Consigne: Reproduisez à l'identique l'intégralité du second moyen de cassation, sans rien omettre ni modifier.

Texte fourni:

____________________

SECOND MOYEN DE CASSATION :
Il est fait grief à l'arrêt attaqué d'avoir confirmé le jugement du 14 juin 2010 du conseil de prud'hommes de Poitiers qui avait débouté Mme V... de toutes ses demandes ;
AUX MOTIFS ADOPTES QUE « Sur les congés non pris, que le demandeur n'apporte aucun élément justificatif du nombre de jours de congés acquis au 22 décembre 2003 déclarés non pris au soutien de sa demande ; que de surcroît, en tout état de cause, au vu de l'article L. 3245-1 du code du travail, cette indemnité de congés payés est prescrite puisque la saisine du 13 août 2009 est postérieure au délai de cinq ans par rapport à la date d'origine de la créance fixée au 22 décembre 2003 ; qu'en conséquence le conseil ne fait pas droit à cette demande » ;
1°/ ALORS QUE le défaut de réponse à conclusions constitue un défaut de motifs ; que si les premiers juges avaient retenu que Mme V... n'avait apporté aucun justificatif du nombre de jours de congés acquis au 22 décembre 2003 qu'elle n'avait pas pu prendre, cette dernière en justifiait dans ses écritures d'appel en faisant notamment valoir que le nombre de jours n'avait pas été contesté par l'employeur et figurait sur sa fiche de paye du mois de novembre 2013 ; qu'en omettant de répondre à ce moyen des conclusions de Mme V..., la cour d'appel a violé l'article 455 du code de procédure civile ;
2°/ ALORS QUE le défaut de réponse à conclusions constitue un défaut de motifs ; que devant la cour d'appel, Mme V... faisait valoir que sa demande au titre des congés non pris ne pouvait être jugée prescrite car, faute d'avoir pu prendre ses congés en raison de ses arrêts maladie, elle bénéficiait du droit de les reporter, de sorte que le point de départ du délai de prescription, qui est la date à laquelle la créance est devenue exigible, était la date de son licenciement pour inaptitude ; qu'en omettant de répondre à ce moyen des conclusions de Mme V..., la cour d'appel a violé l'article 455 du code de procédure civile.

____________________

Extraits des items:
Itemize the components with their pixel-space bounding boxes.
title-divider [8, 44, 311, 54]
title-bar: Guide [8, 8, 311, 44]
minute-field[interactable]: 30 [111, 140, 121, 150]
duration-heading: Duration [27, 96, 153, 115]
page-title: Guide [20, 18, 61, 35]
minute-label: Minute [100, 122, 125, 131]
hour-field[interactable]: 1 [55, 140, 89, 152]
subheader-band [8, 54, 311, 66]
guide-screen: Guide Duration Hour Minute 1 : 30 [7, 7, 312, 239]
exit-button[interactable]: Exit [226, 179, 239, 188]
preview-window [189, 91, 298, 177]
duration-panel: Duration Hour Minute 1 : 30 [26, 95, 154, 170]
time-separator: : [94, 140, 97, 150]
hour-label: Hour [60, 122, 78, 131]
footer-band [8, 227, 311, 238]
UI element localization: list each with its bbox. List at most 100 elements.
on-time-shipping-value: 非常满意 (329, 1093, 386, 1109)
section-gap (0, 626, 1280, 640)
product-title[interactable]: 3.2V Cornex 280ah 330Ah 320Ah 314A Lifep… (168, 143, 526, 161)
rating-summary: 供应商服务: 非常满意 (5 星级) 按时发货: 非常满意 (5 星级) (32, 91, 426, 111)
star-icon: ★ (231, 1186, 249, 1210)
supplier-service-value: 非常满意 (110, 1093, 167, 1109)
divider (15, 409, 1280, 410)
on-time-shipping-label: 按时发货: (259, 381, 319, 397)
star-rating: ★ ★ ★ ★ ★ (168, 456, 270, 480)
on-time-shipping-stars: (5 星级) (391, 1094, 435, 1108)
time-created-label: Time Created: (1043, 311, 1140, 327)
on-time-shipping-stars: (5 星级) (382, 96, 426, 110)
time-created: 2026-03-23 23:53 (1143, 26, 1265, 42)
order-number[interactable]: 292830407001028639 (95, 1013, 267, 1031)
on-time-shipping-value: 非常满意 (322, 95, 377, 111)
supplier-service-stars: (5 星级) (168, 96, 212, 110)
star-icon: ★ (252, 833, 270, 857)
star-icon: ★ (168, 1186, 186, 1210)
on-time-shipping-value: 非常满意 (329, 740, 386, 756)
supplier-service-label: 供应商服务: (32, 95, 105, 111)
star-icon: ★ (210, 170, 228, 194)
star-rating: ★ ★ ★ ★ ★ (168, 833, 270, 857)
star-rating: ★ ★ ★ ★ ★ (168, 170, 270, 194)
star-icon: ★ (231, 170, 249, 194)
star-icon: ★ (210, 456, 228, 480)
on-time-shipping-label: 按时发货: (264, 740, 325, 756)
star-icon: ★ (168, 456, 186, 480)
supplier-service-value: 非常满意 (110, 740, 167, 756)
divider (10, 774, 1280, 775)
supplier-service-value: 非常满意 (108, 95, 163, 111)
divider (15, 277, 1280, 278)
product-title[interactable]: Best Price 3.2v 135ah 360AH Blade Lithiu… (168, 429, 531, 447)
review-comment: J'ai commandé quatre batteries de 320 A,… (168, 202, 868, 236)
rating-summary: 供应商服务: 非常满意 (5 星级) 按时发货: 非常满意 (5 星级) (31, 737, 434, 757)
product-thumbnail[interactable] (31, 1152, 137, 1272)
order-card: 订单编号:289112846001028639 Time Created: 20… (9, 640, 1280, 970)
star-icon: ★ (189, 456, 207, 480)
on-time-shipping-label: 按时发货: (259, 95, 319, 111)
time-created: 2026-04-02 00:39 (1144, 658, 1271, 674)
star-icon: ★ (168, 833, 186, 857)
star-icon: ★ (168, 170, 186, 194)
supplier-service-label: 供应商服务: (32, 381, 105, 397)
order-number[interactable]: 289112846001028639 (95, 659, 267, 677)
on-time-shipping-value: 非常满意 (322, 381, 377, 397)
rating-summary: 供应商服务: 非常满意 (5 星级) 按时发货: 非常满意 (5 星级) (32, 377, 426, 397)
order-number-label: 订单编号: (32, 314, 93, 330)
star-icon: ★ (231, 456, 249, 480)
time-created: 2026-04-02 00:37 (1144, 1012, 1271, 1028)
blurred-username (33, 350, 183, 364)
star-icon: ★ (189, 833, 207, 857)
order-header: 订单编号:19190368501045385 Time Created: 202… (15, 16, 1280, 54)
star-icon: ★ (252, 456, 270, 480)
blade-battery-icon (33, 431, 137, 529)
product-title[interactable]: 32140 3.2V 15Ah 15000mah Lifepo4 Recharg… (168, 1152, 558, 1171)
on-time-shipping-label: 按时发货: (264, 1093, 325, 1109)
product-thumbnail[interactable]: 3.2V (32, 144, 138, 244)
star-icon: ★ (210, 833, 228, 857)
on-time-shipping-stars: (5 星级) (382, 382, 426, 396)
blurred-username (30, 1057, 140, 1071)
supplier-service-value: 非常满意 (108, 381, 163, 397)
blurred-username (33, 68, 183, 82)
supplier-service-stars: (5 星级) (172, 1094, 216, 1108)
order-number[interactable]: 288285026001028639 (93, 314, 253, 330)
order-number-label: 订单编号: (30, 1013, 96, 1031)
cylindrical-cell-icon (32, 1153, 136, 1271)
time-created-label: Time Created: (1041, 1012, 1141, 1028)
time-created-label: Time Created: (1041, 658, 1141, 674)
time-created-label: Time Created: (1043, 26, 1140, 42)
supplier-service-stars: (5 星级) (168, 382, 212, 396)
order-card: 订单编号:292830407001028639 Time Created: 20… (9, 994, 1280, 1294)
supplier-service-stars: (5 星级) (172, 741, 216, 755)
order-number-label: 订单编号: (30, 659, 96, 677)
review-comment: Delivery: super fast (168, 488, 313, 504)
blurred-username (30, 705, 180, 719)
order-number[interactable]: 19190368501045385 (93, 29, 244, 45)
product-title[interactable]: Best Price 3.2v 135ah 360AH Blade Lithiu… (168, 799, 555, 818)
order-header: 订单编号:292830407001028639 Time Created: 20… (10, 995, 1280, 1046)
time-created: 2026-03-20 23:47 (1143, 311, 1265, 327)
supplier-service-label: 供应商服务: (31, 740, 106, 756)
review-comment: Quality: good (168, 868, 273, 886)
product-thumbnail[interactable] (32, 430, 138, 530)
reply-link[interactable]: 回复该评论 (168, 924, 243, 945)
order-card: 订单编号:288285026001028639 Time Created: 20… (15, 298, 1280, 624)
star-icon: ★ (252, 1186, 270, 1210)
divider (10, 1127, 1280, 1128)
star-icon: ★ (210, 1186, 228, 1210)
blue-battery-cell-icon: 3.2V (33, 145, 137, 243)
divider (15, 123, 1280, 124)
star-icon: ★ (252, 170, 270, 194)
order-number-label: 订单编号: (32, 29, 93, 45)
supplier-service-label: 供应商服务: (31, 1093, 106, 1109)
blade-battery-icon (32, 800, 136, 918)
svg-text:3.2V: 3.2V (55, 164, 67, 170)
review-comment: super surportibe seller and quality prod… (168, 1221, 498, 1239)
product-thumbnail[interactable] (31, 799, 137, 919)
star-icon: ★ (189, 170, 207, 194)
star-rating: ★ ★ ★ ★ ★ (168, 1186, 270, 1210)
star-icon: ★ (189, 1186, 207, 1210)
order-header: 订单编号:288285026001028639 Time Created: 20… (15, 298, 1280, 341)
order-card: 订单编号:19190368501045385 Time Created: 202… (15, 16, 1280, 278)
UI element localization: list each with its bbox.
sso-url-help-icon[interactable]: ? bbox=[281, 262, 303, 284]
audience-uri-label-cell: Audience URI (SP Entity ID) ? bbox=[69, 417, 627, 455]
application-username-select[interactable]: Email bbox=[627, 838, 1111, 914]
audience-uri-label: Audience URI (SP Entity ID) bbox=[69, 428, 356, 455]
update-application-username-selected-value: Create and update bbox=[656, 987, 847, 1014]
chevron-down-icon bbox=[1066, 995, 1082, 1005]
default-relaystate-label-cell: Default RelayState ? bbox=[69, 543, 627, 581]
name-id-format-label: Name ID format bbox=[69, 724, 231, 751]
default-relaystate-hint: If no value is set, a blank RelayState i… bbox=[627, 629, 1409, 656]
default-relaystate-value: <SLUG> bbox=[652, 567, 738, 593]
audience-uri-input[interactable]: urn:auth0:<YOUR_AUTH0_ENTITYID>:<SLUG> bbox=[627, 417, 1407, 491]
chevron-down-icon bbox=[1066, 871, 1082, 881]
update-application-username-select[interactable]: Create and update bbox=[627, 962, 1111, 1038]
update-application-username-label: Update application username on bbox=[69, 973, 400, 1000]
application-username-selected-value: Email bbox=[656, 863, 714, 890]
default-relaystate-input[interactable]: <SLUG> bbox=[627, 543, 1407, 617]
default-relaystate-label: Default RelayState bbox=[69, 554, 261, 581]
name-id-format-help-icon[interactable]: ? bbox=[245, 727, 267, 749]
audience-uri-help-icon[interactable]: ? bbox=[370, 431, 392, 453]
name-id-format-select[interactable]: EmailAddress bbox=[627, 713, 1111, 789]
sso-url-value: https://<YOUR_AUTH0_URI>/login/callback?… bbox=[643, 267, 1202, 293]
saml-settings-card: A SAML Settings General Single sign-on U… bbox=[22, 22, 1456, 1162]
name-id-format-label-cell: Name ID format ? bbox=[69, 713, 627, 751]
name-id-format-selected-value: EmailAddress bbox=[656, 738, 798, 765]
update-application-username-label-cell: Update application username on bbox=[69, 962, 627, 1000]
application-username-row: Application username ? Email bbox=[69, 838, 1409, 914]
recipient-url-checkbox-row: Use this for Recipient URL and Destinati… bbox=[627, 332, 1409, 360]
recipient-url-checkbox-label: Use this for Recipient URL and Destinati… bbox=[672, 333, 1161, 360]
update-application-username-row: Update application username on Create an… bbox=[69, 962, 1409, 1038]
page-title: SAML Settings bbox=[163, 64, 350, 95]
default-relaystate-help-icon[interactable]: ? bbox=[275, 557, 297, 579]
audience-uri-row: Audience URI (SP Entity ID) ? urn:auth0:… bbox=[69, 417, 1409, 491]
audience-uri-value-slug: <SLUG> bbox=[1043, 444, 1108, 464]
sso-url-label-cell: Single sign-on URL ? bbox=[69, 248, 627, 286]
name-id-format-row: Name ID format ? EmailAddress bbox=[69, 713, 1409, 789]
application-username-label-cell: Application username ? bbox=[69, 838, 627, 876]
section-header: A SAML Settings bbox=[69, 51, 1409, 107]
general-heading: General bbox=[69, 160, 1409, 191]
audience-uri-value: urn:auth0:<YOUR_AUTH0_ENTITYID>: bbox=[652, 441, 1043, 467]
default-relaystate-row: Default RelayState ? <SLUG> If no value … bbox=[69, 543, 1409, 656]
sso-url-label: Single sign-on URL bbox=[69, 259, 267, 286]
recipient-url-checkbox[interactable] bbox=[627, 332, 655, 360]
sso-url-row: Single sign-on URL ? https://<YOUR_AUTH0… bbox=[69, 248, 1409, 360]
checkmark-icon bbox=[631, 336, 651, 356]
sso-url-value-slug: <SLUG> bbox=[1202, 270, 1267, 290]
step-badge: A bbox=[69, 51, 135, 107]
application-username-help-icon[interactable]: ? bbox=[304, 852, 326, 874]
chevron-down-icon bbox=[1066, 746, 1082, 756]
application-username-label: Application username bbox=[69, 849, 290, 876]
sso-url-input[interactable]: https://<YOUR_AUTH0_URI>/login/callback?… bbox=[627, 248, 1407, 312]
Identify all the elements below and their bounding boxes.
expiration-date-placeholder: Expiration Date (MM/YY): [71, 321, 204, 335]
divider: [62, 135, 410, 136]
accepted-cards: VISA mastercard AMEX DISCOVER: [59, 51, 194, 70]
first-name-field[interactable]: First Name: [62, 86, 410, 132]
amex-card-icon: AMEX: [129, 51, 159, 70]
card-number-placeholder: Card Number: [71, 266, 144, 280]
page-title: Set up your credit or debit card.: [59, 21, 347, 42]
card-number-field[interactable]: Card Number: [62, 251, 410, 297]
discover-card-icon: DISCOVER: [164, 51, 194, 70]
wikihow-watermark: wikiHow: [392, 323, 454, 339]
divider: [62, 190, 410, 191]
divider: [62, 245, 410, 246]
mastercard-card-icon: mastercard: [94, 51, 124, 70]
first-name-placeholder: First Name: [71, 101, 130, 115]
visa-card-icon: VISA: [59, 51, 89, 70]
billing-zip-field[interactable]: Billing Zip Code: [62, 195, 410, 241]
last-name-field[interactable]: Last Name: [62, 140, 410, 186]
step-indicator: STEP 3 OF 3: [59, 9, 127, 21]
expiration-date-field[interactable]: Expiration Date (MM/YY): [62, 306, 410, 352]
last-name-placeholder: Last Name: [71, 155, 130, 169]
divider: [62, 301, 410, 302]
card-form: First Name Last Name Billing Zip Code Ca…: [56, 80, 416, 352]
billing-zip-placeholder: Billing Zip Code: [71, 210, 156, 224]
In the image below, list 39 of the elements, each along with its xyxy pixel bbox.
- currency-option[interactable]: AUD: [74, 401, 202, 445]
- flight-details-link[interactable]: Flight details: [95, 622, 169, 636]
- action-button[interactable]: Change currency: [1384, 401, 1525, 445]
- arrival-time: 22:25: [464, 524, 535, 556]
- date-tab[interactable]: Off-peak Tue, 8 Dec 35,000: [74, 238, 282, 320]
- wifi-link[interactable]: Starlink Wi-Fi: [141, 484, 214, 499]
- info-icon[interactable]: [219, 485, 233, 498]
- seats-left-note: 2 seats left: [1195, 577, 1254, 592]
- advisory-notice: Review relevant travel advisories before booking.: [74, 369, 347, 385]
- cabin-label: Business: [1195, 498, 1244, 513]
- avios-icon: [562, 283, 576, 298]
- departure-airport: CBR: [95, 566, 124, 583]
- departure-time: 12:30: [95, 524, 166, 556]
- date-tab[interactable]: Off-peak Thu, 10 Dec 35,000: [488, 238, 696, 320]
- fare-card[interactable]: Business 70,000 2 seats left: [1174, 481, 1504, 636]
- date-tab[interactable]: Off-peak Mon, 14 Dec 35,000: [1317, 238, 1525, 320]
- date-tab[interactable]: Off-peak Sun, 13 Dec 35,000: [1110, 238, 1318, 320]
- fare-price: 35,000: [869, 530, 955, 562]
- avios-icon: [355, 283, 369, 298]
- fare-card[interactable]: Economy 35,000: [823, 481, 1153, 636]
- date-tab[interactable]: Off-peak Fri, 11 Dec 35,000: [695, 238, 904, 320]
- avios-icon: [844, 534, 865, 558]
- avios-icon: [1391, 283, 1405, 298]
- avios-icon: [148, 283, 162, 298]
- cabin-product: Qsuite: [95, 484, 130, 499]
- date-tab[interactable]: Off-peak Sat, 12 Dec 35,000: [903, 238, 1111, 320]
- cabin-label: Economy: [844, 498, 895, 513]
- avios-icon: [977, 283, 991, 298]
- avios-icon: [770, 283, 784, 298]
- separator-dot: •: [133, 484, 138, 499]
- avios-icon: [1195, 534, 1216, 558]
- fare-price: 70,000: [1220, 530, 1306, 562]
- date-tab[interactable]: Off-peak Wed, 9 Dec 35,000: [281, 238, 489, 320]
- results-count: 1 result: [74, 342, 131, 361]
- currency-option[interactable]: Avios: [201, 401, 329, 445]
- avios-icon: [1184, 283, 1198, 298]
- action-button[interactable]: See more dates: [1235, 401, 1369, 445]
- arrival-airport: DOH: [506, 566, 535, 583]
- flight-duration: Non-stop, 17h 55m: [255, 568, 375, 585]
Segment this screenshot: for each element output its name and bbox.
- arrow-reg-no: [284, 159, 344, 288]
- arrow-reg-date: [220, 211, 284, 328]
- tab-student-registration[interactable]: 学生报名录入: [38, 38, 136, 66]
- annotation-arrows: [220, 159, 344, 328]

____________________

Votre réponse:
SECOND MOYEN DE CASSATION :
Il est fait grief à l'arrêt attaqué d'avoir confirmé le jugement du 14 juin 2010 du conseil de prud'hommes de Poitiers qui avait débouté Mme V... de toutes ses demandes ;
AUX MOTIFS ADOPTES QUE « Sur les congés non pris, que le demandeur n'apporte aucun élément justificatif du nombre de jours de congés acquis au 22 décembre 2003 déclarés non pris au soutien de sa demande ; que de surcroît, en tout état de cause, au vu de l'article L. 3245-1 du code du travail, cette indemnité de congés payés est prescrite puisque la saisine du 13 août 2009 est postérieure au délai de cinq ans par rapport à la date d'origine de la créance fixée au 22 décembre 2003 ; qu'en conséquence le conseil ne fait pas droit à cette demande » ;
1°/ ALORS QUE le défaut de réponse à conclusions constitue un défaut de motifs ; que si les premiers juges avaient retenu que Mme V... n'avait apporté aucun justificatif du nombre de jours de congés acquis au 22 décembre 2003 qu'elle n'avait pas pu prendre, cette dernière en justifiait dans ses écritures d'appel en faisant notamment valoir que le nombre de jours n'avait pas été contesté par l'employeur et figurait sur sa fiche de paye du mois de novembre 2013 ; qu'en omettant de répondre à ce moyen des conclusions de Mme V..., la cour d'appel a violé l'article 455 du code de procédure civile ;
2°/ ALORS QUE le défaut de réponse à conclusions constitue un défaut de motifs ; que devant la cour d'appel, Mme V... faisait valoir que sa demande au titre des congés non pris ne pouvait être jugée prescrite car, faute d'avoir pu prendre ses congés en raison de ses arrêts maladie, elle bénéficiait du droit de les reporter, de sorte que le point de départ du délai de prescription, qui est la date à laquelle la créance est devenue exigible, était la date de son licenciement pour inaptitude ; qu'en omettant de répondre à ce moyen des conclusions de Mme V..., la cour d'appel a violé l'article 455 du code de procédure civile.